BRIEF: Reproduce all of the data that follows, character for character.

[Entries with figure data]
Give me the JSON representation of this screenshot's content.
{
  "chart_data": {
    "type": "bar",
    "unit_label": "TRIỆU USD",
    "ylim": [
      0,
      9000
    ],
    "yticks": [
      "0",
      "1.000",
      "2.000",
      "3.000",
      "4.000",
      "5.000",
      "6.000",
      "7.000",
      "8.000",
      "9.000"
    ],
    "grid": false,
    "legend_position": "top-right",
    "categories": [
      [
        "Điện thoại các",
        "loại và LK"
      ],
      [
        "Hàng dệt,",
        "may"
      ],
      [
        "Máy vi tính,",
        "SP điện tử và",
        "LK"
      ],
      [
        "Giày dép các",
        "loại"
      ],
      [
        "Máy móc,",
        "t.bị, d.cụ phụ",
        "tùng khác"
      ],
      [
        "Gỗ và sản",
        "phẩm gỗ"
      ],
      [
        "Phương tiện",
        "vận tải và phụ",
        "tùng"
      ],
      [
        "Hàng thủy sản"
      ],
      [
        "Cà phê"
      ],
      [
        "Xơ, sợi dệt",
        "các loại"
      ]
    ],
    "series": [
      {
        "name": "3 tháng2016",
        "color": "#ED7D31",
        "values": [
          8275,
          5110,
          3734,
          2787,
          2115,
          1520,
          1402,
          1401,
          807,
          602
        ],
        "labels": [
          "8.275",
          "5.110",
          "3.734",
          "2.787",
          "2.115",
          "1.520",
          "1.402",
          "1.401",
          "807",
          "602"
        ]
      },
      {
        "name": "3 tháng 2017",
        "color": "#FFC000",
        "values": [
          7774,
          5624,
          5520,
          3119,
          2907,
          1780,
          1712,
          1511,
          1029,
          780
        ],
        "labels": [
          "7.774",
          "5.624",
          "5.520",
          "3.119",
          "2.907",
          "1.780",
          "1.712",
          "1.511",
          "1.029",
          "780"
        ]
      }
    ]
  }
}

WRITTEN ANSWER:
Give me the JSON representation of this screenshot's content.
{
  "chart_data": {
    "type": "bar",
    "unit_label": "TRIỆU USD",
    "ylim": [
      0,
      9000
    ],
    "yticks": [
      "0",
      "1.000",
      "2.000",
      "3.000",
      "4.000",
      "5.000",
      "6.000",
      "7.000",
      "8.000",
      "9.000"
    ],
    "grid": false,
    "legend_position": "top-right",
    "categories": [
      [
        "Điện thoại các",
        "loại và LK"
      ],
      [
        "Hàng dệt,",
        "may"
      ],
      [
        "Máy vi tính,",
        "SP điện tử và",
        "LK"
      ],
      [
        "Giày dép các",
        "loại"
      ],
      [
        "Máy móc,",
        "t.bị, d.cụ phụ",
        "tùng khác"
      ],
      [
        "Gỗ và sản",
        "phẩm gỗ"
      ],
      [
        "Phương tiện",
        "vận tải và phụ",
        "tùng"
      ],
      [
        "Hàng thủy sản"
      ],
      [
        "Cà phê"
      ],
      [
        "Xơ, sợi dệt",
        "các loại"
      ]
    ],
    "series": [
      {
        "name": "3 tháng2016",
        "color": "#ED7D31",
        "values": [
          8275,
          5110,
          3734,
          2787,
          2115,
          1520,
          1402,
          1401,
          807,
          602
        ],
        "labels": [
          "8.275",
          "5.110",
          "3.734",
          "2.787",
          "2.115",
          "1.520",
          "1.402",
          "1.401",
          "807",
          "602"
        ]
      },
      {
        "name": "3 tháng 2017",
        "color": "#FFC000",
        "values": [
          7774,
          5624,
          5520,
          3119,
          2907,
          1780,
          1712,
          1511,
          1029,
          780
        ],
        "labels": [
          "7.774",
          "5.624",
          "5.520",
          "3.119",
          "2.907",
          "1.780",
          "1.712",
          "1.511",
          "1.029",
          "780"
        ]
      }
    ]
  }
}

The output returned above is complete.